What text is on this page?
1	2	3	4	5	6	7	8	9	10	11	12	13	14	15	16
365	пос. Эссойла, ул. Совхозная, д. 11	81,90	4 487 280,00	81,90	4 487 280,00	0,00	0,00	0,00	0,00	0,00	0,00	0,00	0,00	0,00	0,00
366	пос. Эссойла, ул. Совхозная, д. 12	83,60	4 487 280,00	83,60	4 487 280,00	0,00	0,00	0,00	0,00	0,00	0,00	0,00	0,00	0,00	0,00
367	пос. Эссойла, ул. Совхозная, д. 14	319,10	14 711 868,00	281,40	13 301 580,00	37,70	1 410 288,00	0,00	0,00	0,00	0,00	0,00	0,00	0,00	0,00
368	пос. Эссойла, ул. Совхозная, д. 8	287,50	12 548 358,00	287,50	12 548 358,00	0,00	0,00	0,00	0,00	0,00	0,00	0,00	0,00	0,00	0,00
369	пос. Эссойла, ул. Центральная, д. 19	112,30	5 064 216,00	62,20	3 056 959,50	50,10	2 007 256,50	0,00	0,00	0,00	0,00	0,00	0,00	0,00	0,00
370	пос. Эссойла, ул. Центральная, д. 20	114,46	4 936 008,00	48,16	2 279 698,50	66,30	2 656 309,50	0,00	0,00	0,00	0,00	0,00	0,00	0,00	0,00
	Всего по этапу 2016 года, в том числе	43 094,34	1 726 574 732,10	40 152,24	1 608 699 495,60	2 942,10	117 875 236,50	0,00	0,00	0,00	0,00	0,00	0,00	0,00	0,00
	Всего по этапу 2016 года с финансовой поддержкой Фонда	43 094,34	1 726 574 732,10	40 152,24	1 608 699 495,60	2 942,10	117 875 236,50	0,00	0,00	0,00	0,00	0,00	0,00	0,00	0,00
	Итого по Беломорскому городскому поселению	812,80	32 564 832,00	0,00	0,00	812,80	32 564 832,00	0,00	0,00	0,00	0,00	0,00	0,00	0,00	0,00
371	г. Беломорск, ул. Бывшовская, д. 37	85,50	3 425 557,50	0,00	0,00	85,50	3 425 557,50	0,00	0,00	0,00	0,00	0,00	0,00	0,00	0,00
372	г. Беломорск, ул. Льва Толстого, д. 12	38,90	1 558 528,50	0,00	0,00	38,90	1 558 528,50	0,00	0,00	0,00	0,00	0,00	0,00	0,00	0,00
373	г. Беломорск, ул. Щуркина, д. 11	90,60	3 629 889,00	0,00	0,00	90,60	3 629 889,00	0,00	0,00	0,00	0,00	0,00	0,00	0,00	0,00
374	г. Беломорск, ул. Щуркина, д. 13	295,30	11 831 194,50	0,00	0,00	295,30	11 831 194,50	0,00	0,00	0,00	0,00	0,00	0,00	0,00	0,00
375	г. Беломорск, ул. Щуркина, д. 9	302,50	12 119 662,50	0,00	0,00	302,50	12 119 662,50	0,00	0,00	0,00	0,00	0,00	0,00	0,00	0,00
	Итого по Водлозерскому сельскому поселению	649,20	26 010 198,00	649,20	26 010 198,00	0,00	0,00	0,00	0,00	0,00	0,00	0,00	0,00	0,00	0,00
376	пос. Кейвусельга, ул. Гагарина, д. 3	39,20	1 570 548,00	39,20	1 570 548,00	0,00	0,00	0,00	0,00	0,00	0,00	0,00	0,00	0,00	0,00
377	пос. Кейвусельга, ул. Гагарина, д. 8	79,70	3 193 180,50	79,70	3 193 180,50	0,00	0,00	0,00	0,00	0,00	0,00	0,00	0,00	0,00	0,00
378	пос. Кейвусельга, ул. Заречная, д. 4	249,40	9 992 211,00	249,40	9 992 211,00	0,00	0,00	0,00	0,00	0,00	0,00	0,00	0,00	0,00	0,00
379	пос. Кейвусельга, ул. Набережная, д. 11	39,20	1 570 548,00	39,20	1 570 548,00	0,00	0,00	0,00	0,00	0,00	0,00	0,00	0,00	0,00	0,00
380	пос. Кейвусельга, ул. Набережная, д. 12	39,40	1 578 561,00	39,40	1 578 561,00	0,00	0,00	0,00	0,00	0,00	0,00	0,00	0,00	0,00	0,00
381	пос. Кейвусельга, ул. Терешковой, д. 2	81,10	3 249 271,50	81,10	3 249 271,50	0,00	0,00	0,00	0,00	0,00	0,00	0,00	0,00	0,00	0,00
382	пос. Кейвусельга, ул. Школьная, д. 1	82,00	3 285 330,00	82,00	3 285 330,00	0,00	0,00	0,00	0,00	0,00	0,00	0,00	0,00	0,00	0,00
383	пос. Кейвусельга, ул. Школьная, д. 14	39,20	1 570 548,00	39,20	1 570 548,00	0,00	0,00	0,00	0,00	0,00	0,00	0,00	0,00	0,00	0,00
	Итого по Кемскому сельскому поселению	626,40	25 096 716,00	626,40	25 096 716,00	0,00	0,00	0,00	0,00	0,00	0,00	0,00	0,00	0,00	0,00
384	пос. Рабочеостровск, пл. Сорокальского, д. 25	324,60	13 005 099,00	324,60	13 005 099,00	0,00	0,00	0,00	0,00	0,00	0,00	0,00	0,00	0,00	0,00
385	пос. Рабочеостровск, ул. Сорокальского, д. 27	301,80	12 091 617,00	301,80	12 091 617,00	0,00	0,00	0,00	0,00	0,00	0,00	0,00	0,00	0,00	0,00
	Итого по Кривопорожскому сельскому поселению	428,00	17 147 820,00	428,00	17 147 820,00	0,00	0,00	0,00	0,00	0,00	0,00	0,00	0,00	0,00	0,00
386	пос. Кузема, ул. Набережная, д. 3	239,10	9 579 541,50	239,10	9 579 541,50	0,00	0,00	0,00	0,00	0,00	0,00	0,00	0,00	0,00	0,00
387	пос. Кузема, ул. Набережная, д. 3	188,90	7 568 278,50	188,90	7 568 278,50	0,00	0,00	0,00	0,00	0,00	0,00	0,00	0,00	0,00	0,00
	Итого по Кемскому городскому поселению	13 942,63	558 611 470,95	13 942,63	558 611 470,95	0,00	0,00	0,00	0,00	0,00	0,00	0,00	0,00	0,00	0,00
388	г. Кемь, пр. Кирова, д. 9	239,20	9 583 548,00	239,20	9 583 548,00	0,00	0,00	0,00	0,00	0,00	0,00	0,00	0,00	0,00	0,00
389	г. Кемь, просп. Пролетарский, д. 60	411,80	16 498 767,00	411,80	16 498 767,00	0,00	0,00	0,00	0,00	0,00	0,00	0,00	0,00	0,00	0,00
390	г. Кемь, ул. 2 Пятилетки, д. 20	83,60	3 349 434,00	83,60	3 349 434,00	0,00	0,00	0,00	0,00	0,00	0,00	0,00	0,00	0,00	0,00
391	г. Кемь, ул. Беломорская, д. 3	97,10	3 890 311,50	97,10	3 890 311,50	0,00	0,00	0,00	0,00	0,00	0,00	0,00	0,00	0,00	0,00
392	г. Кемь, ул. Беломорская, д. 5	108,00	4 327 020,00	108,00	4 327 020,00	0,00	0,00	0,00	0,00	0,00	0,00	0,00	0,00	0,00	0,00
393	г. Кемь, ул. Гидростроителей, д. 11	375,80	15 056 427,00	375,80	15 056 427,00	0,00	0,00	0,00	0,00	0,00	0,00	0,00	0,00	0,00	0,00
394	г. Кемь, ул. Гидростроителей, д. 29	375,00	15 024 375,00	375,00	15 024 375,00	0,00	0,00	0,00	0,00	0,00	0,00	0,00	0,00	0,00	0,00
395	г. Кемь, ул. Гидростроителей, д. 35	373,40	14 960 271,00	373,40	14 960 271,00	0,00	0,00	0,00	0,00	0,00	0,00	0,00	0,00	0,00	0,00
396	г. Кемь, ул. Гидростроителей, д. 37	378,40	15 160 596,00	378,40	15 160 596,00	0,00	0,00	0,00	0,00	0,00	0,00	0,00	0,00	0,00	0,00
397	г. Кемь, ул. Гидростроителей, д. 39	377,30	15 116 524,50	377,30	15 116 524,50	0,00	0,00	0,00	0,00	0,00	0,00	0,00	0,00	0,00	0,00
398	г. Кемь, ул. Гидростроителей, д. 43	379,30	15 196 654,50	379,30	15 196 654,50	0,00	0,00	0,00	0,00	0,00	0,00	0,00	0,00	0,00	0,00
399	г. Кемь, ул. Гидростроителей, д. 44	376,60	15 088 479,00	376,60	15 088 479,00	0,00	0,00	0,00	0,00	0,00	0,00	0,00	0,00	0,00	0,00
┄┄┄┄┄┄
### Stated task
Pick out the lines above that hold the string "Итого" and show them.

### Solution below
	Итого по Беломорскому городскому поселению	812,80	32 564 832,00	0,00	0,00	812,80	32 564 832,00	0,00	0,00	0,00	0,00	0,00	0,00	0,00	0,00
	Итого по Водлозерскому сельскому поселению	649,20	26 010 198,00	649,20	26 010 198,00	0,00	0,00	0,00	0,00	0,00	0,00	0,00	0,00	0,00	0,00
	Итого по Кемскому сельскому поселению	626,40	25 096 716,00	626,40	25 096 716,00	0,00	0,00	0,00	0,00	0,00	0,00	0,00	0,00	0,00	0,00
	Итого по Кривопорожскому сельскому поселению	428,00	17 147 820,00	428,00	17 147 820,00	0,00	0,00	0,00	0,00	0,00	0,00	0,00	0,00	0,00	0,00
	Итого по Кемскому городскому поселению	13 942,63	558 611 470,95	13 942,63	558 611 470,95	0,00	0,00	0,00	0,00	0,00	0,00	0,00	0,00	0,00	0,00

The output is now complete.